→ To do
Return every line of the records below verbatim, with no pictures in the copy.

Start Given data

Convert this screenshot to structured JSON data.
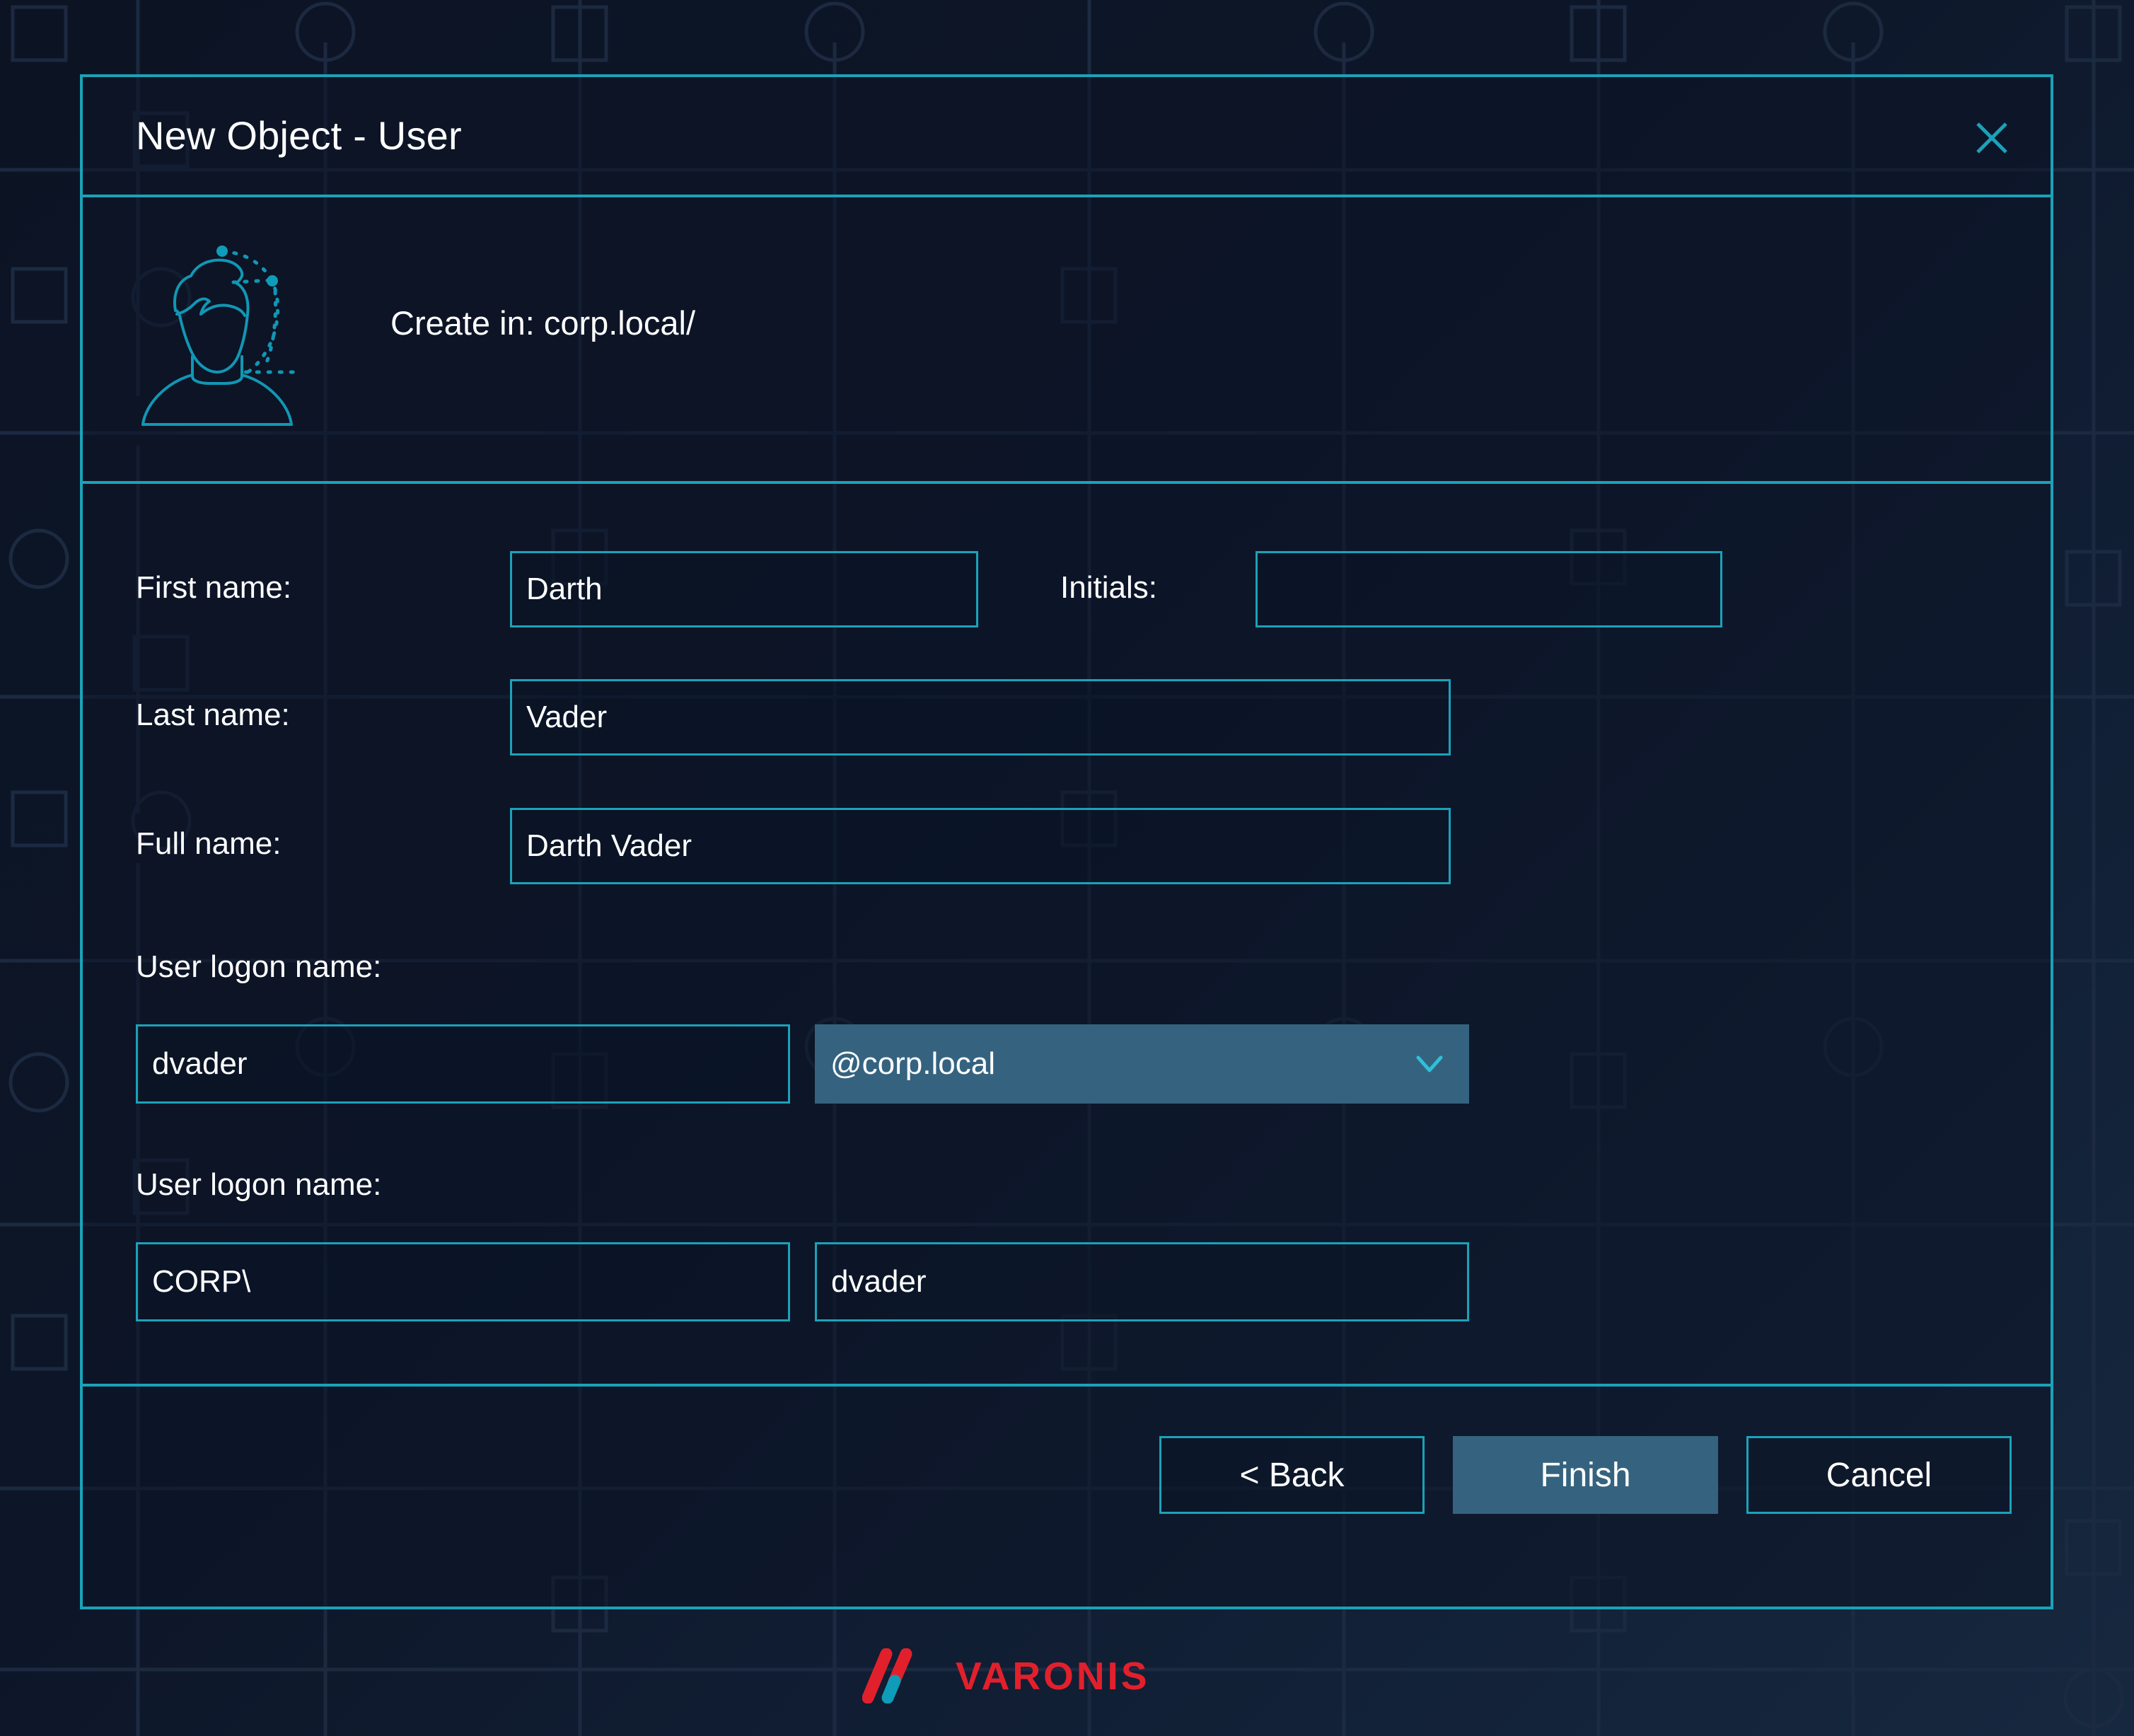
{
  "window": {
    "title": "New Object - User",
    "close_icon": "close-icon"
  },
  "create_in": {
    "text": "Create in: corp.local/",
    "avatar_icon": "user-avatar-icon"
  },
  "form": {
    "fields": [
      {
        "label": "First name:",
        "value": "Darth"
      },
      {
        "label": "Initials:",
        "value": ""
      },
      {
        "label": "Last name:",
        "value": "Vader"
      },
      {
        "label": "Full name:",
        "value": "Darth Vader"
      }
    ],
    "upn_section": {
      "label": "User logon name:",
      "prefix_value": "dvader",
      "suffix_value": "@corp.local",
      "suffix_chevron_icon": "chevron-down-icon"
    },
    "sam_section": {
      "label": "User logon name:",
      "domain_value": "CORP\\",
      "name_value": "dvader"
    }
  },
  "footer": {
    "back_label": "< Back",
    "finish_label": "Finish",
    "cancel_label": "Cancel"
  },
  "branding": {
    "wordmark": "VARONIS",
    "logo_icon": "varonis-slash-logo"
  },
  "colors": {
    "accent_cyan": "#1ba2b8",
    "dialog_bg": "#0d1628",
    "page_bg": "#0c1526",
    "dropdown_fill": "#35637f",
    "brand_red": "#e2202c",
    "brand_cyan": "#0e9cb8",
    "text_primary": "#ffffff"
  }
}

End Given data

→ Task output
Convert this screenshot to structured JSON data.
{
  "window": {
    "title": "New Object - User",
    "close_icon": "close-icon"
  },
  "create_in": {
    "text": "Create in: corp.local/",
    "avatar_icon": "user-avatar-icon"
  },
  "form": {
    "fields": [
      {
        "label": "First name:",
        "value": "Darth"
      },
      {
        "label": "Initials:",
        "value": ""
      },
      {
        "label": "Last name:",
        "value": "Vader"
      },
      {
        "label": "Full name:",
        "value": "Darth Vader"
      }
    ],
    "upn_section": {
      "label": "User logon name:",
      "prefix_value": "dvader",
      "suffix_value": "@corp.local",
      "suffix_chevron_icon": "chevron-down-icon"
    },
    "sam_section": {
      "label": "User logon name:",
      "domain_value": "CORP\\",
      "name_value": "dvader"
    }
  },
  "footer": {
    "back_label": "< Back",
    "finish_label": "Finish",
    "cancel_label": "Cancel"
  },
  "branding": {
    "wordmark": "VARONIS",
    "logo_icon": "varonis-slash-logo"
  },
  "colors": {
    "accent_cyan": "#1ba2b8",
    "dialog_bg": "#0d1628",
    "page_bg": "#0c1526",
    "dropdown_fill": "#35637f",
    "brand_red": "#e2202c",
    "brand_cyan": "#0e9cb8",
    "text_primary": "#ffffff"
  }
}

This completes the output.